My dad was a World War II refugee who fled Ukraine and Romania and eventually made his way to France. He spoke perfect French, and Paris would have been a natural place to settle. But he felt that France was stratified and would offer little opportunity to a penniless Eastern European refugee, or even to his children a generation later, so he set out for the United States. He didn’t speak English, but, on arrival in 1951, he bought a copy of the Sunday edition of The New York Times and began to teach himself — and then he worked his way through Reed College and the University of Chicago, earning a Ph.D. and becoming a university professor.

He rode the American dream to success; so did his only child. But while he was right in 1951 to bet on opportunity in America rather than Europe, these days he would perhaps be wrong. Researchers find economic and educational mobility are now greater in Europe than in America.

Listed records

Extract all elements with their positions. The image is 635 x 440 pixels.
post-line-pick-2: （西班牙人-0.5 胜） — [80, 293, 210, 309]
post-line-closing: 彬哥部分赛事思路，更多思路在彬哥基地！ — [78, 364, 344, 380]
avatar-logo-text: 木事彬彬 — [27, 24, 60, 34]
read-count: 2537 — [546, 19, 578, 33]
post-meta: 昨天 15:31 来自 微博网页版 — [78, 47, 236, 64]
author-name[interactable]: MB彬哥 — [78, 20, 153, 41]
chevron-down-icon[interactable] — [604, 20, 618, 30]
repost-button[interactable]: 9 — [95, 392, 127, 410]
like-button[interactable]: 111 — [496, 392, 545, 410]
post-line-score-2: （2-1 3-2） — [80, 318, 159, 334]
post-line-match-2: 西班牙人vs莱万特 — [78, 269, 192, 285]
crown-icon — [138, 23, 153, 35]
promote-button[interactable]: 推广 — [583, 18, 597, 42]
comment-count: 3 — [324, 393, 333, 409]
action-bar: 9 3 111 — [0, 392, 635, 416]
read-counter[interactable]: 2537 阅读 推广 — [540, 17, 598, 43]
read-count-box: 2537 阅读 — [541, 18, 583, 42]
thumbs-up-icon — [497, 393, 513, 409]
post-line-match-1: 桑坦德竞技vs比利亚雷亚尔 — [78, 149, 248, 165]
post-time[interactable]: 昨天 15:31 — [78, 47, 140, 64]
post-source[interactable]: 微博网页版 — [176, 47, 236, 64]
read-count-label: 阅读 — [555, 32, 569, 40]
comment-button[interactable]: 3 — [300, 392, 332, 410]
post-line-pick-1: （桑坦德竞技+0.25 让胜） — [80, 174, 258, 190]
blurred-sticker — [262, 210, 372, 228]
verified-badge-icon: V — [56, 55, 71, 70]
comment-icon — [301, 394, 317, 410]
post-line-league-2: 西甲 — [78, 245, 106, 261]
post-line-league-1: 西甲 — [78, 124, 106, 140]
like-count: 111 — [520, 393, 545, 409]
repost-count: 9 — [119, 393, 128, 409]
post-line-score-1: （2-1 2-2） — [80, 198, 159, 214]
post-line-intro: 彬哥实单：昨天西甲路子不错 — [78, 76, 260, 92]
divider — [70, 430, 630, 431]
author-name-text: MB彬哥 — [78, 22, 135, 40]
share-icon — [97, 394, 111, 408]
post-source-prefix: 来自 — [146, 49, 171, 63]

What you have to do
Continue the essay about the refugee father and opportunity in America from where it stops, leaving the listing aside.

Task output
That’s particularly sad because, as my Times colleague Eduardo Porter noted last month, egalitarian education used to be America’s strong suit. European countries excelled at first-rate education for the elites, but the United States led the way in mass education.

Then the United States was the first major country, in the 1930s, in which a majority of children attended high school. By contrast, as late as 1957, only 9 percent of 17-year-olds in Britain were in school.

Until the 1970s, we were pre-eminent in mass education, and Claudia Goldin and Lawrence Katz of Harvard University argue powerfully that this was the secret to America’s economic rise. Then we blew it, and the latest O.E.C.D. report underscores how the rest of the world is eclipsing us.

In effect, the United States has become 19th-century Britain: We provide superb education for elites, but we falter at mass education.

In particular, we fail at early education. Across the O.E.C.D., an average of 70 percent of 3-year-olds are enrolled in education programs. In the United States, it’s 38 percent.

In some quarters, there’s a perception that American teachers are lazy. But the O.E.C.D. report indicates that American teachers work far longer hours than their counterparts abroad. Yet American teachers earn 68 percent as much as the average American college-educated worker, while the O.E.C.D. average is 88 percent.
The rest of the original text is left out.